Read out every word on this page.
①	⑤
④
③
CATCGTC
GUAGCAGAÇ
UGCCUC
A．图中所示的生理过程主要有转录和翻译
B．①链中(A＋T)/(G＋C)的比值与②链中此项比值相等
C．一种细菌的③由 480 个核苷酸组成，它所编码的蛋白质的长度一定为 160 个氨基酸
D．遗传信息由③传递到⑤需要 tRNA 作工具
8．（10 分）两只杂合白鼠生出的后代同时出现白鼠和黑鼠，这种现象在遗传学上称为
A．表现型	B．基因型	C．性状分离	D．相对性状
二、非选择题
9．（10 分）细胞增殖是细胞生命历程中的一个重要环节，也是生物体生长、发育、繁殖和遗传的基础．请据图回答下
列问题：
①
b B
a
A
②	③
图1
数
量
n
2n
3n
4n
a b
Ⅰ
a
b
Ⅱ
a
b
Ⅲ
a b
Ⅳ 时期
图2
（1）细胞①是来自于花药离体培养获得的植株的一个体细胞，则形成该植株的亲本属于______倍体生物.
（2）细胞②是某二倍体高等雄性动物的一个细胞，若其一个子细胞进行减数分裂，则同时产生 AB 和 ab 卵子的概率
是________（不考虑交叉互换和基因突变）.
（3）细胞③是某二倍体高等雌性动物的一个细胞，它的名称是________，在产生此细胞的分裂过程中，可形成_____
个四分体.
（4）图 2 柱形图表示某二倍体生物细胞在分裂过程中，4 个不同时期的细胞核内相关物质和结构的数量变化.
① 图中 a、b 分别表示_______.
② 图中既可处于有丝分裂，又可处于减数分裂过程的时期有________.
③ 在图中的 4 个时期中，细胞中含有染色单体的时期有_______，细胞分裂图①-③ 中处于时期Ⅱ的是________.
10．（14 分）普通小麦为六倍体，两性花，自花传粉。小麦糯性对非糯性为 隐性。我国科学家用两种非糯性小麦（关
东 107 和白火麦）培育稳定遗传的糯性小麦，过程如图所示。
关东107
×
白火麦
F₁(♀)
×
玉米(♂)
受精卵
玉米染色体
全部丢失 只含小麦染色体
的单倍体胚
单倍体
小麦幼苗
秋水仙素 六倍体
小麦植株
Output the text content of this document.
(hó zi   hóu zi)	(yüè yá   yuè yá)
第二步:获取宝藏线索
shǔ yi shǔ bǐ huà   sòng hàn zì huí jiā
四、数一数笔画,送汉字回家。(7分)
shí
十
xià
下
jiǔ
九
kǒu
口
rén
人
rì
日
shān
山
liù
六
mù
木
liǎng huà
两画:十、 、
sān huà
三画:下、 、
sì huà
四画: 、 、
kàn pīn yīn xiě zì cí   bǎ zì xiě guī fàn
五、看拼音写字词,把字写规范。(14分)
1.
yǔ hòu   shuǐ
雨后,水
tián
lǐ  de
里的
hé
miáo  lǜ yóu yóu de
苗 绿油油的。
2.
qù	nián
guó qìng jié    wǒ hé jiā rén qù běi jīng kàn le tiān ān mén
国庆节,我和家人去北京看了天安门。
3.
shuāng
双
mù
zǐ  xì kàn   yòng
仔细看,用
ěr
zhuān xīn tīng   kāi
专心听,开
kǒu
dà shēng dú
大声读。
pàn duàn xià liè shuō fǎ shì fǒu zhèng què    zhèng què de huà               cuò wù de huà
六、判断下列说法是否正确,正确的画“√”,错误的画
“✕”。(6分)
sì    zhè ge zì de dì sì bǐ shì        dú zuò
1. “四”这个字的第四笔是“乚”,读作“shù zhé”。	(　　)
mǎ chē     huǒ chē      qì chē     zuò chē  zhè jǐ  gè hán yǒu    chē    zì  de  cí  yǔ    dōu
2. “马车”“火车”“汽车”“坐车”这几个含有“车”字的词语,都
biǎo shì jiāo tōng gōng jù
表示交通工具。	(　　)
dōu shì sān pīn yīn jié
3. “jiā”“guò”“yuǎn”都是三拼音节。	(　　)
■ ■ ■ ■ ■
__GIVEN REQUEST__
Quote, without alteration, the final stretch of the entries: the line with "Output the text content of this document." onward to the last line.

__FINISHED TASK__
Output the text content of this document.
(hó zi   hóu zi)	(yüè yá   yuè yá)
第二步:获取宝藏线索
shǔ yi shǔ bǐ huà   sòng hàn zì huí jiā
四、数一数笔画,送汉字回家。(7分)
shí
十
xià
下
jiǔ
九
kǒu
口
rén
人
rì
日
shān
山
liù
六
mù
木
liǎng huà
两画:十、 、
sān huà
三画:下、 、
sì huà
四画: 、 、
kàn pīn yīn xiě zì cí   bǎ zì xiě guī fàn
五、看拼音写字词,把字写规范。(14分)
1.
yǔ hòu   shuǐ
雨后,水
tián
lǐ  de
里的
hé
miáo  lǜ yóu yóu de
苗 绿油油的。
2.
qù	nián
guó qìng jié    wǒ hé jiā rén qù běi jīng kàn le tiān ān mén
国庆节,我和家人去北京看了天安门。
3.
shuāng
双
mù
zǐ  xì kàn   yòng
仔细看,用
ěr
zhuān xīn tīng   kāi
专心听,开
kǒu
dà shēng dú
大声读。
pàn duàn xià liè shuō fǎ shì fǒu zhèng què    zhèng què de huà               cuò wù de huà
六、判断下列说法是否正确,正确的画“√”,错误的画
“✕”。(6分)
sì    zhè ge zì de dì sì bǐ shì        dú zuò
1. “四”这个字的第四笔是“乚”,读作“shù zhé”。	(　　)
mǎ chē     huǒ chē      qì chē     zuò chē  zhè jǐ  gè hán yǒu    chē    zì  de  cí  yǔ    dōu
2. “马车”“火车”“汽车”“坐车”这几个含有“车”字的词语,都
biǎo shì jiāo tōng gōng jù
表示交通工具。	(　　)
dōu shì sān pīn yīn jié
3. “jiā”“guò”“yuǎn”都是三拼音节。	(　　)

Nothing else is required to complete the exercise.